Set problem: Only a number is wanted: how many lines in these records contain the word "zařízení"?

━━ Data shown ━━

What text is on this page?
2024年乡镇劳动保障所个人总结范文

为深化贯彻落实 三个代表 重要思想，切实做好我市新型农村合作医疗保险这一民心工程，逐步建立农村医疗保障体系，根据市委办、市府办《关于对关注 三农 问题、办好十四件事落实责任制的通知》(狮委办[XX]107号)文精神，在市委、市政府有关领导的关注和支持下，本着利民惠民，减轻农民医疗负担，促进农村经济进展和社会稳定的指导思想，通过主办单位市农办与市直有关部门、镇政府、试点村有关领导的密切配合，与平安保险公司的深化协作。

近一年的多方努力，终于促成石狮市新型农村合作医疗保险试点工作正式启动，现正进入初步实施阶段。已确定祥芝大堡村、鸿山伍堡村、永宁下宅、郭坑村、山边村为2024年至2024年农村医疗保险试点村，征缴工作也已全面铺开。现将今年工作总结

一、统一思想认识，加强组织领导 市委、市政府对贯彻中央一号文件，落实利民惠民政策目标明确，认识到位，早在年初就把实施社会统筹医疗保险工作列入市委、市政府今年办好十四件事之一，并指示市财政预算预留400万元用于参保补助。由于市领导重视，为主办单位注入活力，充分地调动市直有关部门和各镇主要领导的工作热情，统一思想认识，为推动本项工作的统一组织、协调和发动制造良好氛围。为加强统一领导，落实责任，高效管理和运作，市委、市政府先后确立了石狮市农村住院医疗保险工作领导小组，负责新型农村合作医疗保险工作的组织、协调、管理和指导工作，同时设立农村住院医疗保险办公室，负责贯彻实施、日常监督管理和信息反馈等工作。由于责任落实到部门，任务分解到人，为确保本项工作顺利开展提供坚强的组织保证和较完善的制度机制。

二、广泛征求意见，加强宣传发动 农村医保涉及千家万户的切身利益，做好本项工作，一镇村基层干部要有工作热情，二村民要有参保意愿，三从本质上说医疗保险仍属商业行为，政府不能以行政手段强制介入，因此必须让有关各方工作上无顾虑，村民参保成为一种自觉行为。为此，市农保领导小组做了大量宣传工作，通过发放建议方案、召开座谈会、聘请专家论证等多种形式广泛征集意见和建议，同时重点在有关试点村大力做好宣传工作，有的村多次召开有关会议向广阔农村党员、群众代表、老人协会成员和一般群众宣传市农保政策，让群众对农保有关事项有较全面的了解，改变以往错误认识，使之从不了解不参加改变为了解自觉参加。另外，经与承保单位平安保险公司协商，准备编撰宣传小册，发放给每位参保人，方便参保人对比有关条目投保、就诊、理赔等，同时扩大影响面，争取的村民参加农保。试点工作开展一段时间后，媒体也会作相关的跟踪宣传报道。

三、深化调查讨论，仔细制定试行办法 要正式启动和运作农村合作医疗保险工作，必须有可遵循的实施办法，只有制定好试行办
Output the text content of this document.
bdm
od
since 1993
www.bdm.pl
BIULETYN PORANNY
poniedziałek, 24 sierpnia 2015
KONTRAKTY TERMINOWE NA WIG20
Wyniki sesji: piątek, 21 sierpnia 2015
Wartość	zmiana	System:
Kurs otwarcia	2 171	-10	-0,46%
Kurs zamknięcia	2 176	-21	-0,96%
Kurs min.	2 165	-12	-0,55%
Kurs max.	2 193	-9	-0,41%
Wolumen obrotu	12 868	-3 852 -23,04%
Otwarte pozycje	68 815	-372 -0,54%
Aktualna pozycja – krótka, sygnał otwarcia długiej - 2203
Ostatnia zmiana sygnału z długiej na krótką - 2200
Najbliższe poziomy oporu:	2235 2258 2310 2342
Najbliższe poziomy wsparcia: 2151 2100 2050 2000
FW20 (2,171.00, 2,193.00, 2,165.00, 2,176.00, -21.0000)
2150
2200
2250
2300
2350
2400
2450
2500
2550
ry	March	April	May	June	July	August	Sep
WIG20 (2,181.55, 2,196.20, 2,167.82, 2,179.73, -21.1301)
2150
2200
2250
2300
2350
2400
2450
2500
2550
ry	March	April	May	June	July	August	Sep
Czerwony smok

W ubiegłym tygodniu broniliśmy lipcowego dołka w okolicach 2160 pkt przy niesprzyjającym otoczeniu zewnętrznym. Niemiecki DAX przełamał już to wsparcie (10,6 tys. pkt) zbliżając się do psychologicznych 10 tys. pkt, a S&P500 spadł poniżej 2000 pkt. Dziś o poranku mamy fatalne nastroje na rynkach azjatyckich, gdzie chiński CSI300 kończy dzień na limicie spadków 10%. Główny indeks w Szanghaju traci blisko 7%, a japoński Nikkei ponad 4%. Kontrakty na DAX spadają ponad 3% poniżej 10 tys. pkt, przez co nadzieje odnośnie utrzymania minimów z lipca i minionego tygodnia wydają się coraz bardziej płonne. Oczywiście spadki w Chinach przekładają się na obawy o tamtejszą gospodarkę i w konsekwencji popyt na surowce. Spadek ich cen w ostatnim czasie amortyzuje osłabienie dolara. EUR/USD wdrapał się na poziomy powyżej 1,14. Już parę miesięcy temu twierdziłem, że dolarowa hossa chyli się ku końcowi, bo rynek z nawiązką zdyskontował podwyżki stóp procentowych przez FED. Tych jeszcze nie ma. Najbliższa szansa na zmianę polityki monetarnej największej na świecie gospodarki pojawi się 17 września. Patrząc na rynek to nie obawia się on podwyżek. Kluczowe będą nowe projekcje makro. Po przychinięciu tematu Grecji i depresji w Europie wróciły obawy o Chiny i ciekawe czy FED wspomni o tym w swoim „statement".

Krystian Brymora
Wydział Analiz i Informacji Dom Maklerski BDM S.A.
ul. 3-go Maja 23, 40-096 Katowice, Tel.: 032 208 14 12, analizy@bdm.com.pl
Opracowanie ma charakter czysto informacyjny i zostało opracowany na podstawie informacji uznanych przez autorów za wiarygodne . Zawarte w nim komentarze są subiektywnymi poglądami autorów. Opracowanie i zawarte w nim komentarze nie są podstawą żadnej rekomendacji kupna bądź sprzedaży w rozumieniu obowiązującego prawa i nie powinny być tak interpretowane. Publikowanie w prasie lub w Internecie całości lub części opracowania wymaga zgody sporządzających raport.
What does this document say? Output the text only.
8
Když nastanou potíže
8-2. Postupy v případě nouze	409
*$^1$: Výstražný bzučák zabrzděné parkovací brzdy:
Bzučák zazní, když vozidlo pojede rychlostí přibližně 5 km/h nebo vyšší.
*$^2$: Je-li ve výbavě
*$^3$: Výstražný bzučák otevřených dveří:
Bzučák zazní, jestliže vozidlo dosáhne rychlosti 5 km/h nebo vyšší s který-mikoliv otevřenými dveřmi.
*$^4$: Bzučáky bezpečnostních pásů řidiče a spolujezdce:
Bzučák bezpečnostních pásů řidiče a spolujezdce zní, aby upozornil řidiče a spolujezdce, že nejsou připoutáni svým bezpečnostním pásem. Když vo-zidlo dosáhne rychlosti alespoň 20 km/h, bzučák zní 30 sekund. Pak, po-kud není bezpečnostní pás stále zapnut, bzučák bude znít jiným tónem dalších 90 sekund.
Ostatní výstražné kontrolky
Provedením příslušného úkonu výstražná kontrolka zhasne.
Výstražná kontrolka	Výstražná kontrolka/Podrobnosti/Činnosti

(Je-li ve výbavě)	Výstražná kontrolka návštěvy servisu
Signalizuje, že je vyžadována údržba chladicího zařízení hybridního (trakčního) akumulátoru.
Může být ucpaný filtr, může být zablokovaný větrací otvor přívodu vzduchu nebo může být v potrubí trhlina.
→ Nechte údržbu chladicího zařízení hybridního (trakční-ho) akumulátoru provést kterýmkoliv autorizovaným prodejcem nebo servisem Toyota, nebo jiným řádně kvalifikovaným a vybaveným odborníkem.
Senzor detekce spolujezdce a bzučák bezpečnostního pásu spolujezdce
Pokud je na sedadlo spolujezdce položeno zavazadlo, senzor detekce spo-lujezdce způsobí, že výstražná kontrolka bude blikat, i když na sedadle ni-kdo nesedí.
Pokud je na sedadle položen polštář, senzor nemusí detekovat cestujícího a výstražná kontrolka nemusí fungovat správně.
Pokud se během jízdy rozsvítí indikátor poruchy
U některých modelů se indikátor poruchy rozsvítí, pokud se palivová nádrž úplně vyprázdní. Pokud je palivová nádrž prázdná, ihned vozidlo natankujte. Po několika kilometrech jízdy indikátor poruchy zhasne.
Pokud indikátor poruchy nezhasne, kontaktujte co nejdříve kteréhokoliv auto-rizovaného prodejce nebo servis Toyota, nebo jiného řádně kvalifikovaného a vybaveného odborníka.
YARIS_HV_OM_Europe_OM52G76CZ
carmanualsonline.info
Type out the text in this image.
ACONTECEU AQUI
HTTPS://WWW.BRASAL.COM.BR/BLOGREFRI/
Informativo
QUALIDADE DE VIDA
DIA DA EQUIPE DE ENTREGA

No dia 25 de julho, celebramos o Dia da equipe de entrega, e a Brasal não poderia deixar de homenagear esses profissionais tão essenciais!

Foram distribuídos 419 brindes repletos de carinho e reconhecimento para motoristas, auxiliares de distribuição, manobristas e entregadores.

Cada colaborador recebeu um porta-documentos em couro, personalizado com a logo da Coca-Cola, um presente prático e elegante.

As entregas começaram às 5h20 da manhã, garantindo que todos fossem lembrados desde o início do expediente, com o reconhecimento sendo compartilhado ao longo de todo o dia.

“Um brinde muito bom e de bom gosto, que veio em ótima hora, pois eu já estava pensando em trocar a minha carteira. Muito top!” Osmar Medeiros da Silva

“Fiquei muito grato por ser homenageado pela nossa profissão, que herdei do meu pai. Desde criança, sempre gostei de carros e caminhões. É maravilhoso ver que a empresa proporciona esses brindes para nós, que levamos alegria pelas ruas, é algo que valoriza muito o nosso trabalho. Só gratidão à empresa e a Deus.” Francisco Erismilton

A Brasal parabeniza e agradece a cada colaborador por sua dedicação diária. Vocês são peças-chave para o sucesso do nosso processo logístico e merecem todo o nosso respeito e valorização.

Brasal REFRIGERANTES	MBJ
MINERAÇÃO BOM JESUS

━━━

Task output: 2